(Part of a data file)

##########

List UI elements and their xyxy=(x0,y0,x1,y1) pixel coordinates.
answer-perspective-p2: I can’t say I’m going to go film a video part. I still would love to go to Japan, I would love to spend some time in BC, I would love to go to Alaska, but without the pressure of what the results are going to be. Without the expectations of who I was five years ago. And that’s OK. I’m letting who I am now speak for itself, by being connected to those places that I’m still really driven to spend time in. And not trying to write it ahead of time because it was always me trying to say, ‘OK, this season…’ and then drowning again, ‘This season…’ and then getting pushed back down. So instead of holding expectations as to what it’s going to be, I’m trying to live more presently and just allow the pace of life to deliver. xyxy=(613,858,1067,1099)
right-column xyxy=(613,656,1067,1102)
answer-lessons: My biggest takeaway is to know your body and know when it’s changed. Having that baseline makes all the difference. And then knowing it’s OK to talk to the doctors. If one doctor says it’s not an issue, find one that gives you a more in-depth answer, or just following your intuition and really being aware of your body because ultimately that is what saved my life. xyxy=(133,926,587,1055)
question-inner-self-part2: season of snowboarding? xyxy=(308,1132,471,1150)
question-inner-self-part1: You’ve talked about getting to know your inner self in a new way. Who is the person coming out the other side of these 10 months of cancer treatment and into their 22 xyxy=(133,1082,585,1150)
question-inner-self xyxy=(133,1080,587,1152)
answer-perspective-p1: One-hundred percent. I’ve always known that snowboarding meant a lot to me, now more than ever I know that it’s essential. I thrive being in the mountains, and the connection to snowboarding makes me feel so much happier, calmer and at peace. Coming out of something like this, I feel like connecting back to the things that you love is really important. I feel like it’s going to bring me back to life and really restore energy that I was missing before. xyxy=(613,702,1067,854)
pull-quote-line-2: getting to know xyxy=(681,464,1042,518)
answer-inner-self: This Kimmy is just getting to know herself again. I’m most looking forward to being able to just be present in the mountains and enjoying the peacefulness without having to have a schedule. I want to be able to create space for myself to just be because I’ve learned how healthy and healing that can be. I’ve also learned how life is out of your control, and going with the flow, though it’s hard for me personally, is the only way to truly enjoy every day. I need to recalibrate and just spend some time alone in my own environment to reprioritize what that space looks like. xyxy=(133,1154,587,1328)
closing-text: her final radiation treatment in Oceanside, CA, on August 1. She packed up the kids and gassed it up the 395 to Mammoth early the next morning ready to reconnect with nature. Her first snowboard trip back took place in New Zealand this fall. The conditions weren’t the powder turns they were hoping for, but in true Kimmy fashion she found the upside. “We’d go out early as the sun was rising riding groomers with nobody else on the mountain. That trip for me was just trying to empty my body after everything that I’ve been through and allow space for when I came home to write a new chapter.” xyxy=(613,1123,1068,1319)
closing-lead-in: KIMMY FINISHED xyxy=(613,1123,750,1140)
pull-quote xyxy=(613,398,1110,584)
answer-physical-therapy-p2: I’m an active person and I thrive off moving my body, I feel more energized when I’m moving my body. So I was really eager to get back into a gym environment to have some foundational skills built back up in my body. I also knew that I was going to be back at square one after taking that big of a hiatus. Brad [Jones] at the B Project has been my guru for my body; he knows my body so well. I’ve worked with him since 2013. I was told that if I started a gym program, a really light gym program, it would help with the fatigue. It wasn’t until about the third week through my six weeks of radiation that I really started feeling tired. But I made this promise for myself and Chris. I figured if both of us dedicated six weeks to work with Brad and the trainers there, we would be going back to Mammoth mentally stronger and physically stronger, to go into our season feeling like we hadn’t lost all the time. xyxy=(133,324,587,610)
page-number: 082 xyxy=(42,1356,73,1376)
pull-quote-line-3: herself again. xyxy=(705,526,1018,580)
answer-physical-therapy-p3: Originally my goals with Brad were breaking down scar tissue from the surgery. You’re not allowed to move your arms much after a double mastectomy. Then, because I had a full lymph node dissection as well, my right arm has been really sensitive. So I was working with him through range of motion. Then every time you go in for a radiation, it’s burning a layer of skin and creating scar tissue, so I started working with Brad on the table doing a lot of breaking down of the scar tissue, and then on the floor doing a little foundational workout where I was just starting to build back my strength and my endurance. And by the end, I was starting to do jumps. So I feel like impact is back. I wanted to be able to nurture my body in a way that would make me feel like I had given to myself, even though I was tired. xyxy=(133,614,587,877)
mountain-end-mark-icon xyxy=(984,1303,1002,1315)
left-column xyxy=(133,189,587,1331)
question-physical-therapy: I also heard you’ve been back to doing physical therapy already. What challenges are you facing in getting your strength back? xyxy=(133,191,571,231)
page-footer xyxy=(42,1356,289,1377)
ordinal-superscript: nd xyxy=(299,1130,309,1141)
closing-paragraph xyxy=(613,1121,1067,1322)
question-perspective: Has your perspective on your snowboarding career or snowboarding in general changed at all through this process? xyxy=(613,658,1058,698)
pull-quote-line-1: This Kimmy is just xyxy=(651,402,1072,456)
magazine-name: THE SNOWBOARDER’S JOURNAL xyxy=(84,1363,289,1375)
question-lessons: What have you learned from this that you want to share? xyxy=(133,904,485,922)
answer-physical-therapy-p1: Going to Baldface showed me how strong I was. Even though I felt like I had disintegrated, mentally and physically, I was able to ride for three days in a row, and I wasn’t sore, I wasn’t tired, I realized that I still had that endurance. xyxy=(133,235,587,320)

##########

Render the data above as a Markdown table with the columns Row and Entry, putting each line in its own row with its row number and skipping blank lines.

| Row | Entry |
|---|---|
| 1 | List UI elements and their xyxy=(x0,y0,x1,y1) pixel coordinates. |
| 2 | answer-perspective-p2: I can’t say I’m going to go film a video part. I still would love to go to Japan, I would love to spend some time in BC, I would love to go to Alaska, but without the pressure of what the results are going to be. Without the expectations of who I was five years ago. And that’s OK. I’m letting who I am now speak for itself, by being connected to those places that I’m still really driven to spend time in. And not trying to write it ahead of time because it was always me trying to say, ‘OK, this season…’ and then drowning again, ‘This season…’ and then getting pushed back down. So instead of holding expectations as to what it’s going to be, I’m trying to live more presently and just allow the pace of life to deliver. xyxy=(613,858,1067,1099) |
| 3 | right-column xyxy=(613,656,1067,1102) |
| 4 | answer-lessons: My biggest takeaway is to know your body and know when it’s changed. Having that baseline makes all the difference. And then knowing it’s OK to talk to the doctors. If one doctor says it’s not an issue, find one that gives you a more in-depth answer, or just following your intuition and really being aware of your body because ultimately that is what saved my life. xyxy=(133,926,587,1055) |
| 5 | question-inner-self-part2: season of snowboarding? xyxy=(308,1132,471,1150) |
| 6 | question-inner-self-part1: You’ve talked about getting to know your inner self in a new way. Who is the person coming out the other side of these 10 months of cancer treatment and into their 22 xyxy=(133,1082,585,1150) |
| 7 | question-inner-self xyxy=(133,1080,587,1152) |
| 8 | answer-perspective-p1: One-hundred percent. I’ve always known that snowboarding meant a lot to me, now more than ever I know that it’s essential. I thrive being in the mountains, and the connection to snowboarding makes me feel so much happier, calmer and at peace. Coming out of something like this, I feel like connecting back to the things that you love is really important. I feel like it’s going to bring me back to life and really restore energy that I was missing before. xyxy=(613,702,1067,854) |
| 9 | pull-quote-line-2: getting to know xyxy=(681,464,1042,518) |
| 10 | answer-inner-self: This Kimmy is just getting to know herself again. I’m most looking forward to being able to just be present in the mountains and enjoying the peacefulness without having to have a schedule. I want to be able to create space for myself to just be because I’ve learned how healthy and healing that can be. I’ve also learned how life is out of your control, and going with the flow, though it’s hard for me personally, is the only way to truly enjoy every day. I need to recalibrate and just spend some time alone in my own environment to reprioritize what that space looks like. xyxy=(133,1154,587,1328) |
| 11 | closing-text: her final radiation treatment in Oceanside, CA, on August 1. She packed up the kids and gassed it up the 395 to Mammoth early the next morning ready to reconnect with nature. Her first snowboard trip back took place in New Zealand this fall. The conditions weren’t the powder turns they were hoping for, but in true Kimmy fashion she found the upside. “We’d go out early as the sun was rising riding groomers with nobody else on the mountain. That trip for me was just trying to empty my body after everything that I’ve been through and allow space for when I came home to write a new chapter.” xyxy=(613,1123,1068,1319) |
| 12 | closing-lead-in: KIMMY FINISHED xyxy=(613,1123,750,1140) |
| 13 | pull-quote xyxy=(613,398,1110,584) |
| 14 | answer-physical-therapy-p2: I’m an active person and I thrive off moving my body, I feel more energized when I’m moving my body. So I was really eager to get back into a gym environment to have some foundational skills built back up in my body. I also knew that I was going to be back at square one after taking that big of a hiatus. Brad [Jones] at the B Project has been my guru for my body; he knows my body so well. I’ve worked with him since 2013. I was told that if I started a gym program, a really light gym program, it would help with the fatigue. It wasn’t until about the third week through my six weeks of radiation that I really started feeling tired. But I made this promise for myself and Chris. I figured if both of us dedicated six weeks to work with Brad and the trainers there, we would be going back to Mammoth mentally stronger and physically stronger, to go into our season feeling like we hadn’t lost all the time. xyxy=(133,324,587,610) |
| 15 | page-number: 082 xyxy=(42,1356,73,1376) |
| 16 | pull-quote-line-3: herself again. xyxy=(705,526,1018,580) |
| 17 | answer-physical-therapy-p3: Originally my goals with Brad were breaking down scar tissue from the surgery. You’re not allowed to move your arms much after a double mastectomy. Then, because I had a full lymph node dissection as well, my right arm has been really sensitive. So I was working with him through range of motion. Then every time you go in for a radiation, it’s burning a layer of skin and creating scar tissue, so I started working with Brad on the table doing a lot of breaking down of the scar tissue, and then on the floor doing a little foundational workout where I was just starting to build back my strength and my endurance. And by the end, I was starting to do jumps. So I feel like impact is back. I wanted to be able to nurture my body in a way that would make me feel like I had given to myself, even though I was tired. xyxy=(133,614,587,877) |
| 18 | mountain-end-mark-icon xyxy=(984,1303,1002,1315) |
| 19 | left-column xyxy=(133,189,587,1331) |
| 20 | question-physical-therapy: I also heard you’ve been back to doing physical therapy already. What challenges are you facing in getting your strength back? xyxy=(133,191,571,231) |
| 21 | page-footer xyxy=(42,1356,289,1377) |
| 22 | ordinal-superscript: nd xyxy=(299,1130,309,1141) |
| 23 | closing-paragraph xyxy=(613,1121,1067,1322) |
| 24 | question-perspective: Has your perspective on your snowboarding career or snowboarding in general changed at all through this process? xyxy=(613,658,1058,698) |
| 25 | pull-quote-line-1: This Kimmy is just xyxy=(651,402,1072,456) |
| 26 | magazine-name: THE SNOWBOARDER’S JOURNAL xyxy=(84,1363,289,1375) |
| 27 | question-lessons: What have you learned from this that you want to share? xyxy=(133,904,485,922) |
| 28 | answer-physical-therapy-p1: Going to Baldface showed me how strong I was. Even though I felt like I had disintegrated, mentally and physically, I was able to ride for three days in a row, and I wasn’t sore, I wasn’t tired, I realized that I still had that endurance. xyxy=(133,235,587,320) |